--- begin ---

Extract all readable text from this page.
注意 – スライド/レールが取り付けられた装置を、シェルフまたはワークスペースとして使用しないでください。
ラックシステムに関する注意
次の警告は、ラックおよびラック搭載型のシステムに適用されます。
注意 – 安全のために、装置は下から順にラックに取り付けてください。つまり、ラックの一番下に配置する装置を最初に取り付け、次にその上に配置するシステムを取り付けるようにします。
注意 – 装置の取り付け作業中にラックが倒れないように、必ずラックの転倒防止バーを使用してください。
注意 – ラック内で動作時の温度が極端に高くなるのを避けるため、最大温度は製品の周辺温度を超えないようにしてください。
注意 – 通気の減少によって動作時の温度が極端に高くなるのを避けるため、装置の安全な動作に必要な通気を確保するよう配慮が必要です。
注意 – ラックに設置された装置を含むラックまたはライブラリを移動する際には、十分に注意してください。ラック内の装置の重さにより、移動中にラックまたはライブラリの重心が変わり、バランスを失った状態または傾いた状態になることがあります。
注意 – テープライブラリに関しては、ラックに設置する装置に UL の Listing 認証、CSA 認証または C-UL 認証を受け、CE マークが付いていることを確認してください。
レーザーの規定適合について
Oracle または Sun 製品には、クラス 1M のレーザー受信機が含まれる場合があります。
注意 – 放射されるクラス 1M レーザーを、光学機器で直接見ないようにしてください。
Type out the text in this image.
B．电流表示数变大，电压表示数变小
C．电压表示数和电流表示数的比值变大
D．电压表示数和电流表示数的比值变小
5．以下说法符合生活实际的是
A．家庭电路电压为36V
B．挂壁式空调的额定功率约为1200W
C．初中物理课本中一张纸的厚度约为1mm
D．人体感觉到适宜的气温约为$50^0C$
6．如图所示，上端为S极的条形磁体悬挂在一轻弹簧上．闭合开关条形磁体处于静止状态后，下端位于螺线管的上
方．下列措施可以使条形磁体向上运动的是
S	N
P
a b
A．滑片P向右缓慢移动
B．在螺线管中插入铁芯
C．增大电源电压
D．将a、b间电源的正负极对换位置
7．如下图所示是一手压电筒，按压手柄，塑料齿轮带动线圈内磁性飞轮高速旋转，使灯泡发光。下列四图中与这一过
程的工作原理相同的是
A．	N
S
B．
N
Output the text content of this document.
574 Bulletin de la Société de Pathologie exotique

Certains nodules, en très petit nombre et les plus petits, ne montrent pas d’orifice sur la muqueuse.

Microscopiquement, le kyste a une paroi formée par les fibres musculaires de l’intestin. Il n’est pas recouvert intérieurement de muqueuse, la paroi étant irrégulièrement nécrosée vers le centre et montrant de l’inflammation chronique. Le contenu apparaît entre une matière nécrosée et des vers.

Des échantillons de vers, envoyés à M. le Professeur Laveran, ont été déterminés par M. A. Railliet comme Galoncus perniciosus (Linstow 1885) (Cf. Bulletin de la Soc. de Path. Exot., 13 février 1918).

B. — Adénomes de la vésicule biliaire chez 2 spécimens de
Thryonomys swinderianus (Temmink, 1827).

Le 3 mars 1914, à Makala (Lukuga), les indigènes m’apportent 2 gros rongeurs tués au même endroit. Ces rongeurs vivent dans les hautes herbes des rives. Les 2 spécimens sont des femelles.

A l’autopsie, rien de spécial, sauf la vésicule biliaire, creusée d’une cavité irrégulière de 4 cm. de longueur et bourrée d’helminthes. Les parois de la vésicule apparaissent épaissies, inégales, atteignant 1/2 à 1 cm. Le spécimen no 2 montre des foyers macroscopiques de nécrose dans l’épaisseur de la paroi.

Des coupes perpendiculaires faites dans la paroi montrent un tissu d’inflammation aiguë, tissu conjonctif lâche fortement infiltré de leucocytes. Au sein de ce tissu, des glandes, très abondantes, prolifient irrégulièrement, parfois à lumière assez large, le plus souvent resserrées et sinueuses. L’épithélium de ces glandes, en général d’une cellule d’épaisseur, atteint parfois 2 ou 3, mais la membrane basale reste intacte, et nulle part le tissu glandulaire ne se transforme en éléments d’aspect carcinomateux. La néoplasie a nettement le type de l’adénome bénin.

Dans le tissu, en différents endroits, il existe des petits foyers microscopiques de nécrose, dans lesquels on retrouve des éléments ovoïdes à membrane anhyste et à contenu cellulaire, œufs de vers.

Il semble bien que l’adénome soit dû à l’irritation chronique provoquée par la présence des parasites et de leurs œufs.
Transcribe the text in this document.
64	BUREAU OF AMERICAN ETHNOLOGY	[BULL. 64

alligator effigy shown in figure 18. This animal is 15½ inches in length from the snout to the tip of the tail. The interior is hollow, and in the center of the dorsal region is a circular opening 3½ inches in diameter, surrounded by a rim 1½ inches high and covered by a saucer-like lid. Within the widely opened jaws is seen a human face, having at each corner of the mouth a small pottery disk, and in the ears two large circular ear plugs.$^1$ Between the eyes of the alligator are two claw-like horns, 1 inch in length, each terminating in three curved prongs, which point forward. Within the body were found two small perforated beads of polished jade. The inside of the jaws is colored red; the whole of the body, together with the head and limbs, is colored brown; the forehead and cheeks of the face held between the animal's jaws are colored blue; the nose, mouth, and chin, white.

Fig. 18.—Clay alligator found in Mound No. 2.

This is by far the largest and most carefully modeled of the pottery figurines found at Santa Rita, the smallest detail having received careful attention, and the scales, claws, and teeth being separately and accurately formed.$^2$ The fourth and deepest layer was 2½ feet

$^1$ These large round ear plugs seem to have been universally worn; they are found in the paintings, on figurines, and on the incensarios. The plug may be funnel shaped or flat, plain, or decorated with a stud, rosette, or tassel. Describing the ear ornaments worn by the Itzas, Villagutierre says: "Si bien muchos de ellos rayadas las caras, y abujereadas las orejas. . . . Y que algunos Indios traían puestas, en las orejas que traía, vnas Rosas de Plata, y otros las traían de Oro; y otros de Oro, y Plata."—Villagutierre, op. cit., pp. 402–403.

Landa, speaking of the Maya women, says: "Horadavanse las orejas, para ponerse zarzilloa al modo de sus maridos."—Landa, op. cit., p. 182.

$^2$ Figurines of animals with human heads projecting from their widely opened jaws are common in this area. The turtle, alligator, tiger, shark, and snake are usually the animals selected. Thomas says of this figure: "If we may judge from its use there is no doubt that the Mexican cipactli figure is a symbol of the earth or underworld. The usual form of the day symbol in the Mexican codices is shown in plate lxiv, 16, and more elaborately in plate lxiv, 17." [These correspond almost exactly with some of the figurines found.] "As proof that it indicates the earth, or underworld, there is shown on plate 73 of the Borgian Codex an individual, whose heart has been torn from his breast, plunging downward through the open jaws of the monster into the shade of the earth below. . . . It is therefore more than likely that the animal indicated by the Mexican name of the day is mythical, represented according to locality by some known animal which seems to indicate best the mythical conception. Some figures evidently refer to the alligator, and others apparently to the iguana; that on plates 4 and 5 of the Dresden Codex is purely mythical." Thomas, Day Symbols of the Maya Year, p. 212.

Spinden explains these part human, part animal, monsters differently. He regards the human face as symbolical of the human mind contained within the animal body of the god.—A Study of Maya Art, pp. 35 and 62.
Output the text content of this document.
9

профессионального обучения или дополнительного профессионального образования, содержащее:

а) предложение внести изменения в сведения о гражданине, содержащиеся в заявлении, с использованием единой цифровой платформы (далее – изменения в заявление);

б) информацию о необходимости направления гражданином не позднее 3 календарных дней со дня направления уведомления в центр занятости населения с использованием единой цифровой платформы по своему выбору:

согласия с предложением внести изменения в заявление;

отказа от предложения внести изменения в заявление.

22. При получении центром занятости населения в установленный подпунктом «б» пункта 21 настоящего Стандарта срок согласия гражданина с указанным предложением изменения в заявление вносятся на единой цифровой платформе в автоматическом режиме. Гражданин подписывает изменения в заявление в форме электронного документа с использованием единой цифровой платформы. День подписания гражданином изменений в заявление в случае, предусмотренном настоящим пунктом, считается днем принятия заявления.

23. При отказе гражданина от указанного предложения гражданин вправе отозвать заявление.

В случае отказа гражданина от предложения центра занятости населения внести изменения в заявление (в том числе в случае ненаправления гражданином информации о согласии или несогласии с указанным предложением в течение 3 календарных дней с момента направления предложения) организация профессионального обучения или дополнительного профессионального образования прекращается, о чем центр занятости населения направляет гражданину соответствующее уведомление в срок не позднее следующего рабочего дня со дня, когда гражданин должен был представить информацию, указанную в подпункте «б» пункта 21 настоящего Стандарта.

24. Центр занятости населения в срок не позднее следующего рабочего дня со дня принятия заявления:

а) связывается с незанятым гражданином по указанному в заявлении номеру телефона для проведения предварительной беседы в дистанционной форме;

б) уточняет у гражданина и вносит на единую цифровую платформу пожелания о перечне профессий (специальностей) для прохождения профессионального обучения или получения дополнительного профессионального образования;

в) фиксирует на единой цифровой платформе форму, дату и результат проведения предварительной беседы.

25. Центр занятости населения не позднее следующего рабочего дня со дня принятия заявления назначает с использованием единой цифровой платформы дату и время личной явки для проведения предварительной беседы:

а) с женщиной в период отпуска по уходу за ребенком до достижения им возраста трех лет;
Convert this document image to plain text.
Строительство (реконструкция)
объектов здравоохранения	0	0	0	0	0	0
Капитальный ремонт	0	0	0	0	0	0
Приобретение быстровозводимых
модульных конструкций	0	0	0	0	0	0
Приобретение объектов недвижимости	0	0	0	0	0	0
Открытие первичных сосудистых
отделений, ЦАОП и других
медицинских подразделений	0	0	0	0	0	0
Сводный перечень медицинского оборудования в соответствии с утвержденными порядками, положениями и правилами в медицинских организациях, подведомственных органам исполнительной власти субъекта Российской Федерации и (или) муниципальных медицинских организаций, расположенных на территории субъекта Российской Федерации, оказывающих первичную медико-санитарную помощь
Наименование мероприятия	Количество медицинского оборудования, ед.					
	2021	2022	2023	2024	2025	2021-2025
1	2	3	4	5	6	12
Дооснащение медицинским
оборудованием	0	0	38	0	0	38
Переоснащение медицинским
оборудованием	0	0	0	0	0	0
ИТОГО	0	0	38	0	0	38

--- end ---

§ Written request
Locate the word "document" in the records above, and return each line that has it.

§ Result
Output the text content of this document.
Transcribe the text in this document.
Output the text content of this document.
Convert this document image to plain text.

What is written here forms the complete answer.